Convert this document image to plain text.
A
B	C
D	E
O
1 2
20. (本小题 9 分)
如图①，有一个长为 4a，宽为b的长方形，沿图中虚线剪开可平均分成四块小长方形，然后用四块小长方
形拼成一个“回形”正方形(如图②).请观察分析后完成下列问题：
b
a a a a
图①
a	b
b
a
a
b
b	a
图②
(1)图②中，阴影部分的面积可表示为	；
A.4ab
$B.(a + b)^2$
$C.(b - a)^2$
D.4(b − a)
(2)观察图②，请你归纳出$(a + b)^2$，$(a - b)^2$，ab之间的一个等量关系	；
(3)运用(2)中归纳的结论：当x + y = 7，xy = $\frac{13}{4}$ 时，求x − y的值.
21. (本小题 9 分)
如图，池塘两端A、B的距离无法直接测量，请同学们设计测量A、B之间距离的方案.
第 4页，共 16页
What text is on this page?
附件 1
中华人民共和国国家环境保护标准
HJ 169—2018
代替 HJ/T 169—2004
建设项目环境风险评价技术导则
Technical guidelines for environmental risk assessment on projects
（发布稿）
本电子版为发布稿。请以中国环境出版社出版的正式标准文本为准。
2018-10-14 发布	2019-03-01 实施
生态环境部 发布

- TO DO -
Where a line above contains the string "this", copy that line.

- REPLY -
Convert this document image to plain text.
What text is on this page?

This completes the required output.